How many lines hold the string "SIMBOLO"? Give only the number.

(begin)

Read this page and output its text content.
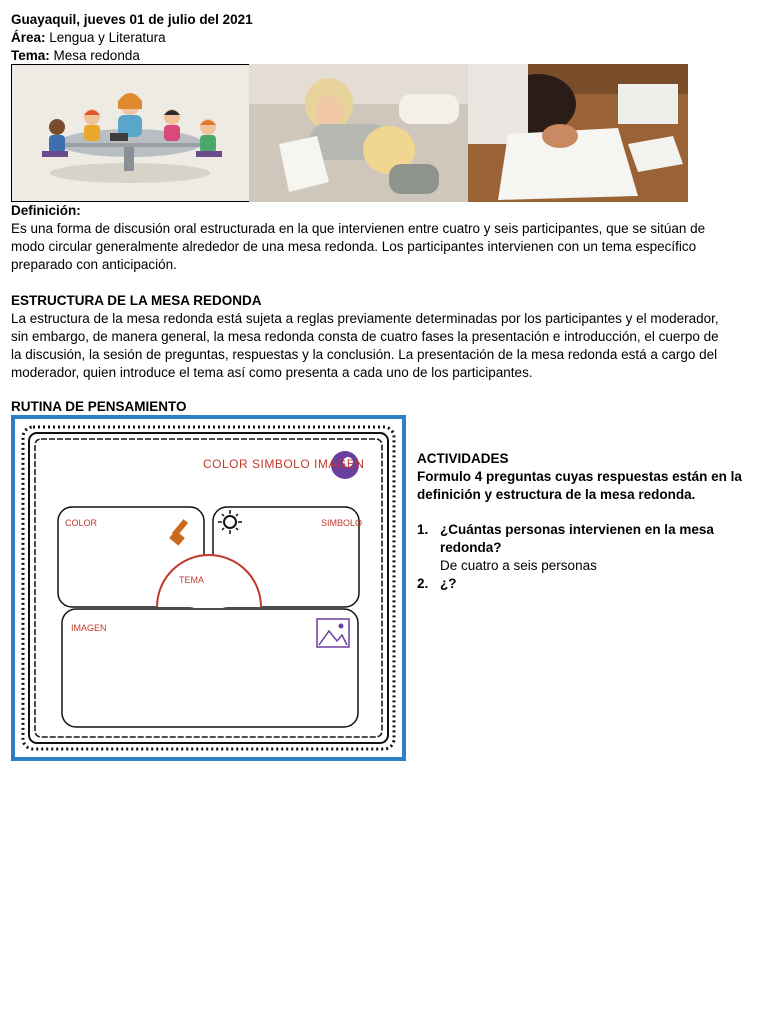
Guayaquil, jueves 01 de julio del 2021
Área: Lengua y Literatura
Tema: Mesa redonda
Definición:
Es una forma de discusión oral estructurada en la que intervienen entre cuatro y seis participantes, que se sitúan de
modo circular generalmente alrededor de una mesa redonda. Los participantes intervienen con un tema específico
preparado con anticipación.
ESTRUCTURA DE LA MESA REDONDA
La estructura de la mesa redonda está sujeta a reglas previamente determinadas por los participantes y el moderador,
sin embargo, de manera general, la mesa redonda consta de cuatro fases la presentación e introducción, el cuerpo de
la discusión, la sesión de preguntas, respuestas y la conclusión. La presentación de la mesa redonda está a cargo del
moderador, quien introduce el tema así como presenta a cada uno de los participantes.
RUTINA DE PENSAMIENTO
COLOR SIMBOLO IMAGEN
COLOR	SIMBOLO
TEMA
IMAGEN
ACTIVIDADES
Formulo 4 preguntas cuyas respuestas están en la
definición y estructura de la mesa redonda.
1. ¿Cuántas personas intervienen en la mesa
redonda?
De cuatro a seis personas
2. ¿?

(end)

Written response → 2